[DIRECTIVE] Wherever the word "label" shows up in a line, please copy that line.
----------------
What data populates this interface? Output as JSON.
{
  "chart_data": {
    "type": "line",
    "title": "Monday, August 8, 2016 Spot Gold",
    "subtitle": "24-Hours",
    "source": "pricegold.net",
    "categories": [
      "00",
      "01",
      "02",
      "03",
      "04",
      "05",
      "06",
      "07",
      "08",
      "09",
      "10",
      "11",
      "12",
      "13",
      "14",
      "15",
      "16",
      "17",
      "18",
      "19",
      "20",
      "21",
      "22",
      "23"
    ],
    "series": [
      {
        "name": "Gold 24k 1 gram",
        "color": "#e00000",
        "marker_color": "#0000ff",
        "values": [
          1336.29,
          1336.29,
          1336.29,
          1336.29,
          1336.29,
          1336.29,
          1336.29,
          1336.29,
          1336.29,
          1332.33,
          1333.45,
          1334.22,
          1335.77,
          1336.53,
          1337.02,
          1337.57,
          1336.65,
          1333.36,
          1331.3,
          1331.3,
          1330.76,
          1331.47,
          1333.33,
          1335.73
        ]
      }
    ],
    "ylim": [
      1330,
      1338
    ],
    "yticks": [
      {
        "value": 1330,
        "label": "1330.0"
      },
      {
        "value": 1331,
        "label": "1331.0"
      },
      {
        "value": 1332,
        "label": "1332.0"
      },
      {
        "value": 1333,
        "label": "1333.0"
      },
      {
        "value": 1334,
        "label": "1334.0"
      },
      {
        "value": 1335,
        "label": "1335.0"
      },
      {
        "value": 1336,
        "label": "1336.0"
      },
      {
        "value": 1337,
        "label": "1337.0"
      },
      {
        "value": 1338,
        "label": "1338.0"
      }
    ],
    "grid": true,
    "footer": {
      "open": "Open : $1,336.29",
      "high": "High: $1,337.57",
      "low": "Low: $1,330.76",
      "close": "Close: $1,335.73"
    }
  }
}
----------------
[EXERCISE SOLUTION]
        "label": "1330.0"
        "label": "1331.0"
        "label": "1332.0"
        "label": "1333.0"
        "label": "1334.0"
        "label": "1335.0"
        "label": "1336.0"
        "label": "1337.0"
        "label": "1338.0"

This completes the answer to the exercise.